ENUNCIADO 1 -> No texto sobre a ideologia da direita militar, o que substituiu o nacionalismo econômico nos quartéis?
ENUNCIADO 2 -> Retome o texto sobre a ideologia da direita militar a partir do ponto em que ele termina.

TRECHO DE ORIGEM ->
┄┄┄┄┄┄┄┄┄┄┄┄┄┄┄┄┄┄┄┄

A ideologia da direita militar elaborada pelo generalato e por ele chamada de “nova democracia” (segundo a qual os militares mandam e os demais poderes obedecem) precede a opção pela candidatura de Bolsonaro. O nacionalismo econômico, que era hegemônico nos quartéis, foi substituído por um liberalismo radical porque esse grupo considera que isso define o PT – e para ser radicalmente contra o partido de Lula, era necessário que o partido militar fosse ultraliberal. Ou seja, os generais querem se apresentar como antítese absoluta do PT. Foi o PT o eleito por eles como o inimigo número 1 da Nação. “O nacionalismo econômico não é mais nosso programa, deixamos isso para o Partido dos Trabalhadores, agora é liberalismo, foi o que dissemos a Bolsonaro, queremos um país o mais livre possível, o que nos coloca radicalmente contra o que o PT”, disse a fonte do jornalista. Os outros “pilares” da “nova democracia” recitados pelo militar de alto escalão de Michel Temer, sob cujo governo ocorreram as eleições de 2018, são: “a luta contra a corrupção, a segurança, o ajuste fiscal, a reforma previdenciária, a melhoria dos transportes e, por que não, a questão das mulheres”.

┄┄┄┄┄┄┄┄┄┄┄┄┄┄┄┄┄┄┄┄

MATERIAL FORNECIDO ->

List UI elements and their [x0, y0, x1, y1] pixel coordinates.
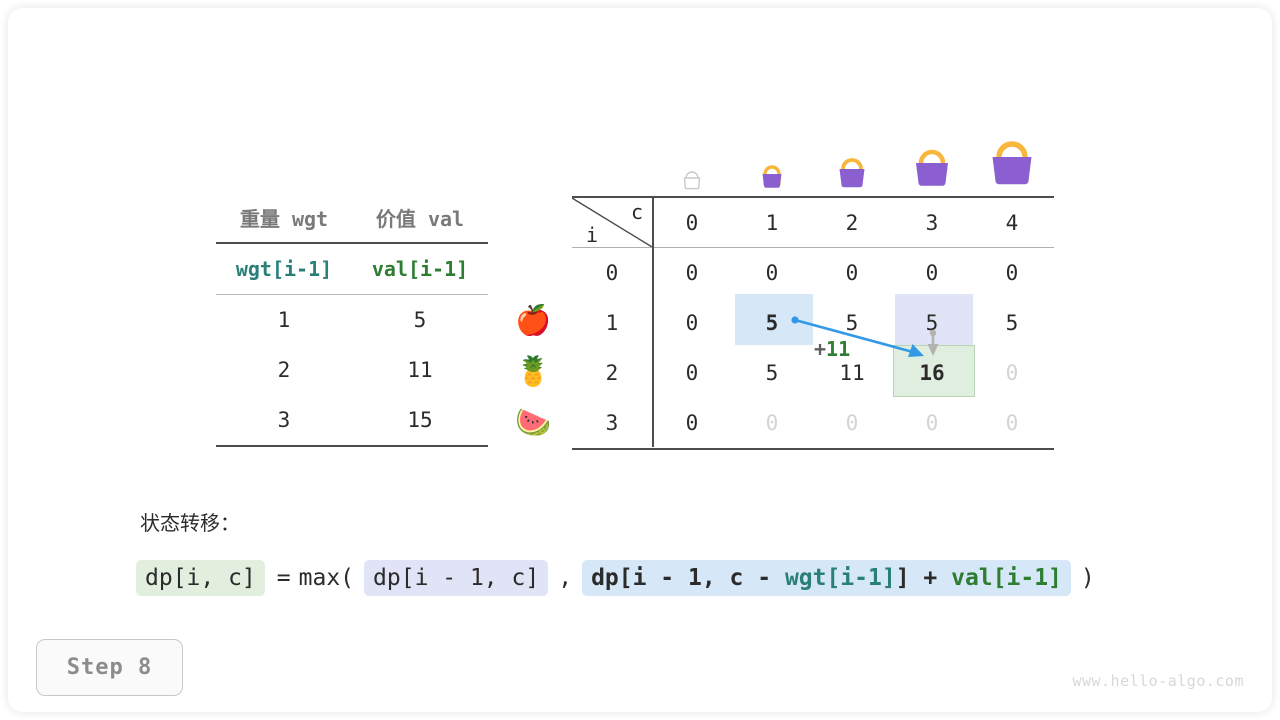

┄┄┄┄┄┄┄┄┄┄┄┄┄┄┄┄┄┄┄┄

RESPOSTA 1 -> Um liberalismo radical.

RESPOSTA 2 ->
O programa político elaborado pelo “grupo de militares de alto escalão” não apenas justifica, mas define como objetivo a ocupação militar do aparelho estatal. A “doutrina” elaborada por eles diz que os militares devem assumir uma “participação hegemônica” no aparelho de Estado e reivindica a ascendência sobre os civis recitando um suposto direito à igualdade, como se fosse absolutamente democrático assumirem o Estado e manterem a sociedade civil refém de seu poder bélico. “Queremos ser aceitos como cidadãos plenos, não como cidadãos de segunda classe, e é por isso que estamos falando de uma nova democracia (…) Os oficiais militares são pessoas muito qualificadas, conhecemos idiomas, temos pós-graduados, temos que acabar com isso de não podermos ser ministros”, disse a “fonte sênior” de Falak.
A tal doutrina se reserva ao direito de escolher que esquerda os militares vão suportar na “nova democracia” militar. “Há uma esquerda que é boa, mesmo dentro do PT e do Partido Comunista, e que o Brasil deve aproveitar. Mas há outro que incomodou a sociedade com excessivo discurso de correção política, que buscava impor o casamento homossexual no Congresso, questões de gênero… A sociedade não quer isso. Não vamos permitir as propostas que se enganam e se disfarçam de socialismo.”
O general disse que a possibilidade de golpe estaria afastada porque “em 64 não havia Facebook, o mundo era diferente, um golpe não ia acontecer em nenhum caso, a imprensa ainda não entende isso, e na campanha foi muito parcial, com análise muito infantil. O primeiro derrotado nas eleições é a Rede Globo”.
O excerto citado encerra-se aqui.